» Exercise requirements
From the entries that follow, pick out all lines holding "Runtime".

<<<<

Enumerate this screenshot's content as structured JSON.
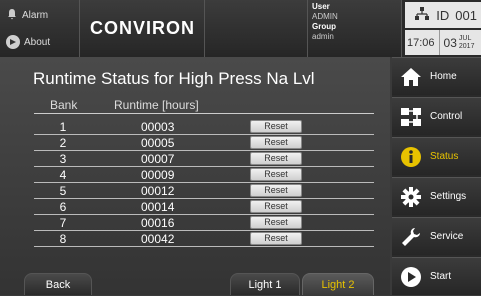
{
  "topbar": {
    "alarm_label": "Alarm",
    "about_label": "About",
    "logo": "CONVIRON",
    "user_label": "User",
    "user_value": "ADMIN",
    "group_label": "Group",
    "group_value": "admin",
    "id_label": "ID",
    "id_value": "001",
    "time": "17:06",
    "day": "03",
    "month": "JUL",
    "year": "2017"
  },
  "main": {
    "title": "Runtime Status for High Press Na Lvl",
    "col_bank": "Bank",
    "col_runtime": "Runtime [hours]",
    "reset_label": "Reset",
    "rows": [
      {
        "bank": "1",
        "hours": "00003"
      },
      {
        "bank": "2",
        "hours": "00005"
      },
      {
        "bank": "3",
        "hours": "00007"
      },
      {
        "bank": "4",
        "hours": "00009"
      },
      {
        "bank": "5",
        "hours": "00012"
      },
      {
        "bank": "6",
        "hours": "00014"
      },
      {
        "bank": "7",
        "hours": "00016"
      },
      {
        "bank": "8",
        "hours": "00042"
      }
    ]
  },
  "footer": {
    "back_label": "Back",
    "light1_label": "Light 1",
    "light2_label": "Light 2"
  },
  "sidebar": {
    "items": [
      {
        "label": "Home",
        "icon": "home-icon"
      },
      {
        "label": "Control",
        "icon": "control-icon"
      },
      {
        "label": "Status",
        "icon": "info-icon"
      },
      {
        "label": "Settings",
        "icon": "gear-icon"
      },
      {
        "label": "Service",
        "icon": "wrench-icon"
      },
      {
        "label": "Start",
        "icon": "play-icon"
      }
    ],
    "active": "Status"
  },
  "colors": {
    "accent": "#e8c300",
    "background": "#3a3a3a"
  }
}
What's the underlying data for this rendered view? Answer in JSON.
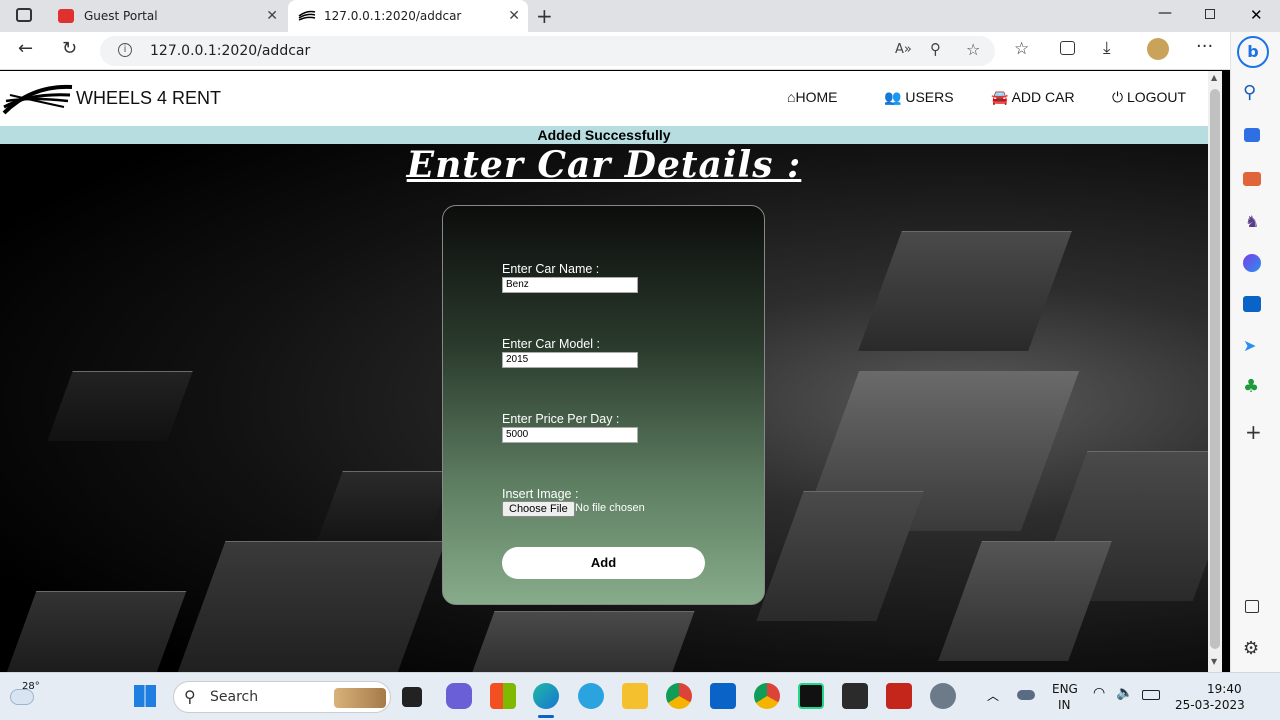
{
  "browser": {
    "tabs": [
      {
        "title": "Guest Portal"
      },
      {
        "title": "127.0.0.1:2020/addcar"
      }
    ],
    "url": "127.0.0.1:2020/addcar"
  },
  "site": {
    "logo_text": "WHEELS 4 RENT",
    "nav": {
      "home": "HOME",
      "users": "USERS",
      "add_car": "ADD CAR",
      "logout": "LOGOUT"
    },
    "message": "Added Successfully",
    "heading": "Enter Car Details :"
  },
  "form": {
    "car_name_label": "Enter Car Name :",
    "car_name_value": "Benz",
    "car_model_label": "Enter Car Model :",
    "car_model_value": "2015",
    "price_label": "Enter Price Per Day :",
    "price_value": "5000",
    "image_label": "Insert Image :",
    "choose_file": "Choose File",
    "no_file": "No file chosen",
    "submit": "Add"
  },
  "taskbar": {
    "weather_temp": "28°",
    "search_label": "Search",
    "lang_line1": "ENG",
    "lang_line2": "IN",
    "time": "19:40",
    "date": "25-03-2023"
  }
}
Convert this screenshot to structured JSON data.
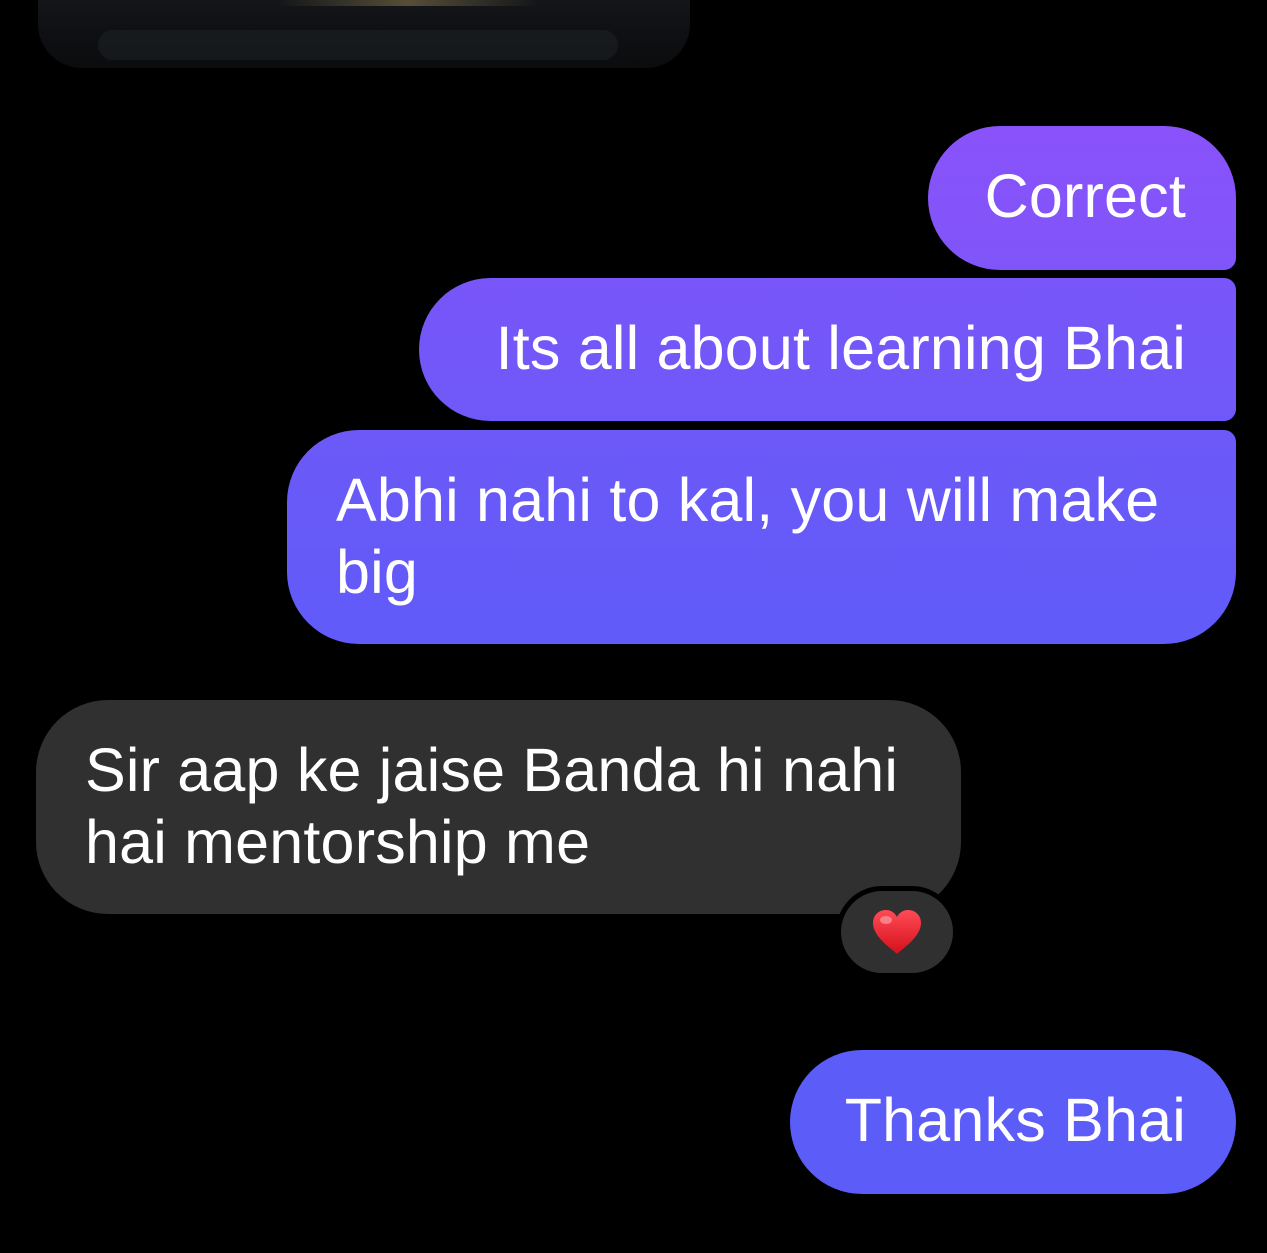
{
  "conversation": {
    "shared_media_thumbnail": "media-preview",
    "messages": [
      {
        "direction": "sent",
        "text": "Correct"
      },
      {
        "direction": "sent",
        "text": "Its all about learning Bhai"
      },
      {
        "direction": "sent",
        "text": "Abhi nahi to kal, you will make big"
      },
      {
        "direction": "received",
        "text": "Sir aap ke jaise Banda hi nahi hai mentorship me",
        "reaction": "heart-icon"
      },
      {
        "direction": "sent",
        "text": "Thanks Bhai"
      }
    ]
  },
  "colors": {
    "background": "#000000",
    "sent_gradient_top": "#8a52fb",
    "sent_gradient_bottom": "#5c5cf9",
    "received_bubble": "#303030",
    "reaction_heart": "#e8202a",
    "text": "#ffffff"
  }
}
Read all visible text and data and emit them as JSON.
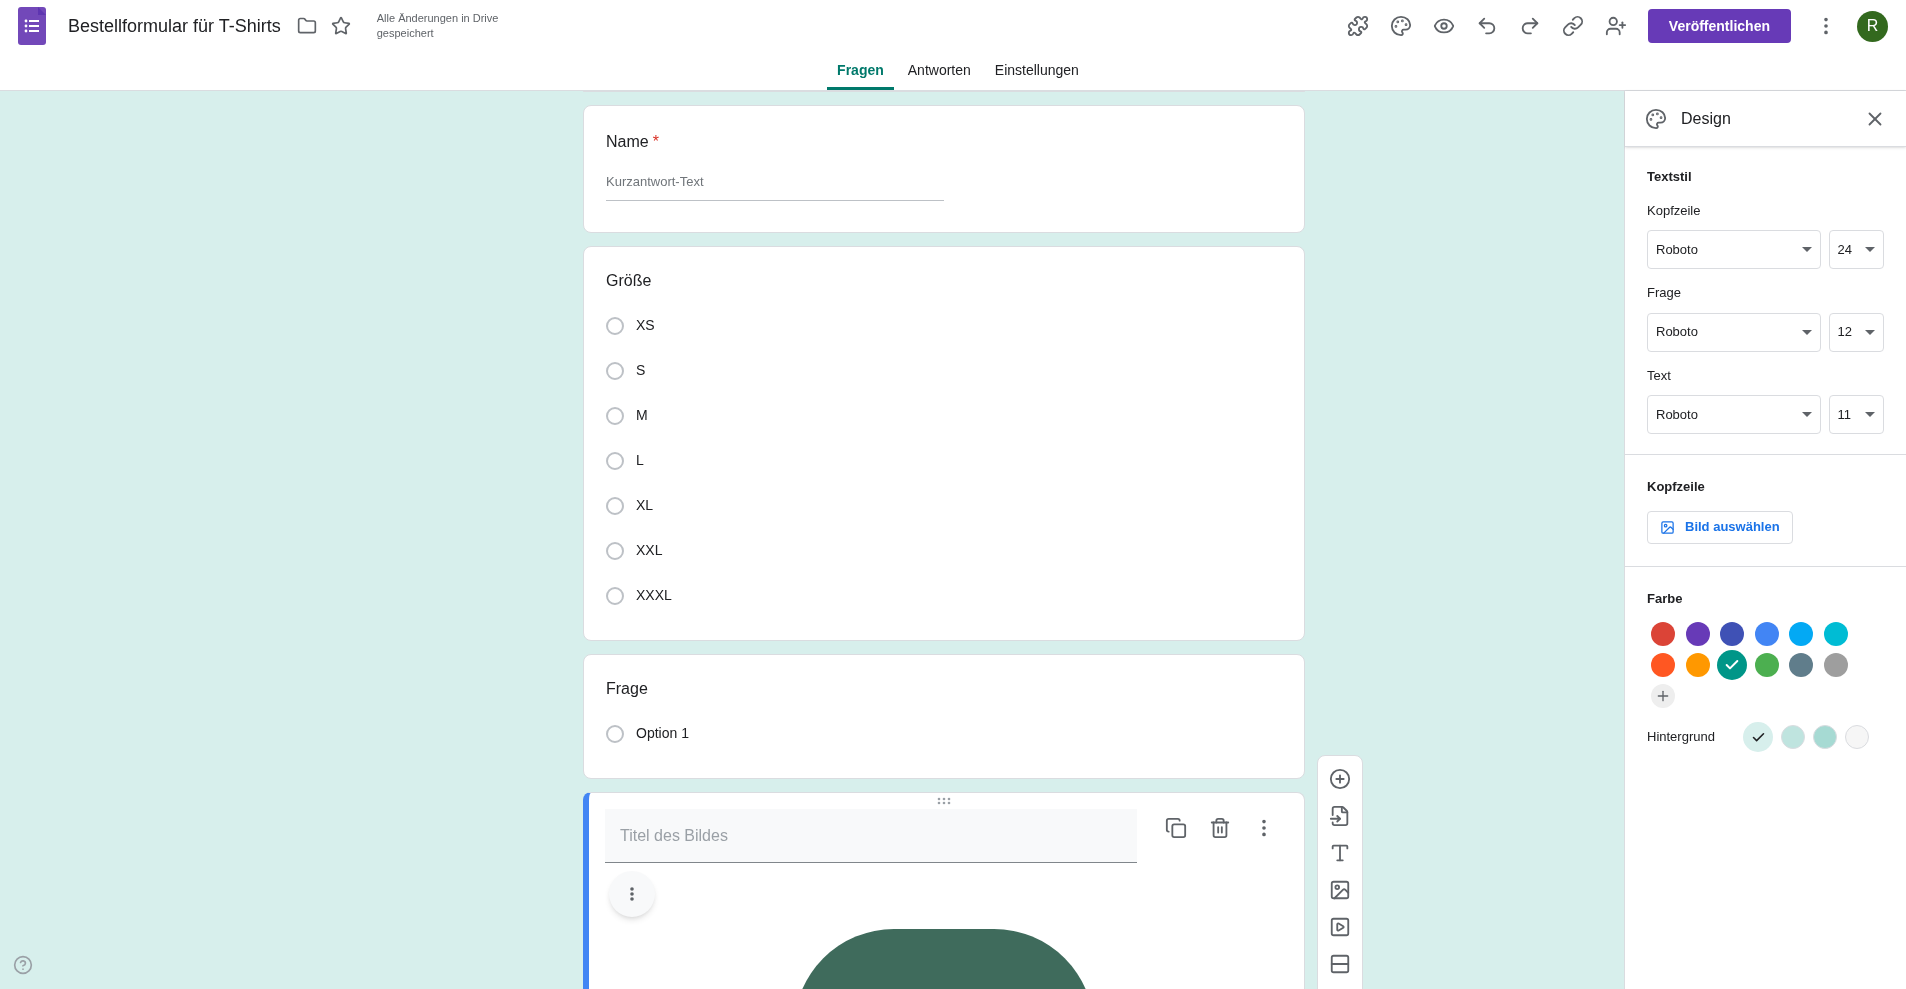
{
  "header": {
    "title": "Bestellformular für T-Shirts",
    "save_status": "Alle Änderungen in Drive gespeichert",
    "publish_button": "Veröffentlichen",
    "avatar": "R"
  },
  "tabs": [
    {
      "label": "Fragen",
      "selected": true
    },
    {
      "label": "Antworten",
      "selected": false
    },
    {
      "label": "Einstellungen",
      "selected": false
    }
  ],
  "questions": [
    {
      "kind": "short",
      "title": "Name",
      "required_mark": "*",
      "placeholder": "Kurzantwort-Text"
    },
    {
      "kind": "choice",
      "title": "Größe",
      "options": [
        {
          "label": "XS",
          "selected": false
        },
        {
          "label": "S",
          "selected": false
        },
        {
          "label": "M",
          "selected": false
        },
        {
          "label": "L",
          "selected": false
        },
        {
          "label": "XL",
          "selected": false
        },
        {
          "label": "XXL",
          "selected": false
        },
        {
          "label": "XXXL",
          "selected": false
        }
      ]
    },
    {
      "kind": "choice",
      "title": "Frage",
      "options": [
        {
          "label": "Option 1",
          "selected": false
        }
      ]
    },
    {
      "kind": "image",
      "placeholder": "Titel des Bildes"
    }
  ],
  "design": {
    "title": "Design",
    "text_style": {
      "heading": "Textstil",
      "rows": [
        {
          "label": "Kopfzeile",
          "font": "Roboto",
          "size": "24"
        },
        {
          "label": "Frage",
          "font": "Roboto",
          "size": "12"
        },
        {
          "label": "Text",
          "font": "Roboto",
          "size": "11"
        }
      ]
    },
    "header_image": {
      "heading": "Kopfzeile",
      "button": "Bild auswählen"
    },
    "color": {
      "heading": "Farbe",
      "swatches": [
        {
          "color": "#db4437",
          "selected": false
        },
        {
          "color": "#673ab7",
          "selected": false
        },
        {
          "color": "#3f51b5",
          "selected": false
        },
        {
          "color": "#4285f4",
          "selected": false
        },
        {
          "color": "#03a9f4",
          "selected": false
        },
        {
          "color": "#00bcd4",
          "selected": false
        },
        {
          "color": "#ff5722",
          "selected": false
        },
        {
          "color": "#ff9800",
          "selected": false
        },
        {
          "color": "#009688",
          "selected": true
        },
        {
          "color": "#4caf50",
          "selected": false
        },
        {
          "color": "#607d8b",
          "selected": false
        },
        {
          "color": "#9e9e9e",
          "selected": false
        }
      ],
      "background_label": "Hintergrund",
      "backgrounds": [
        {
          "color": "#d7efec",
          "selected": true
        },
        {
          "color": "#bfe4df",
          "selected": false
        },
        {
          "color": "#a6dad3",
          "selected": false
        },
        {
          "color": "#f6f6f6",
          "selected": false
        }
      ]
    }
  }
}
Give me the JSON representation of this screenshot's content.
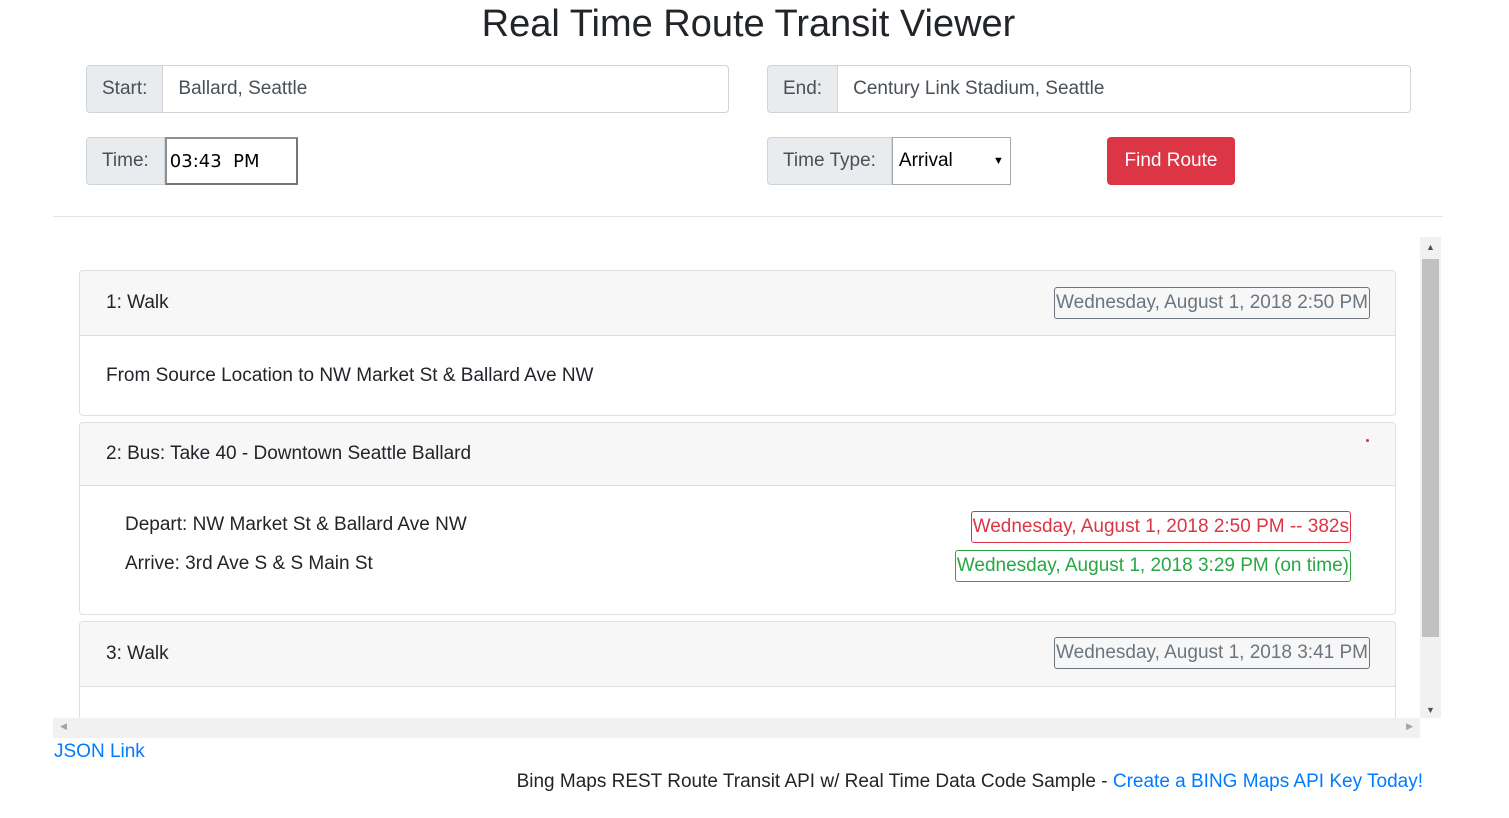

>>>>

» Solved problem
    "title": "Runtime Status for High Press Na Lvl",
    "col_runtime": "Runtime [hours]",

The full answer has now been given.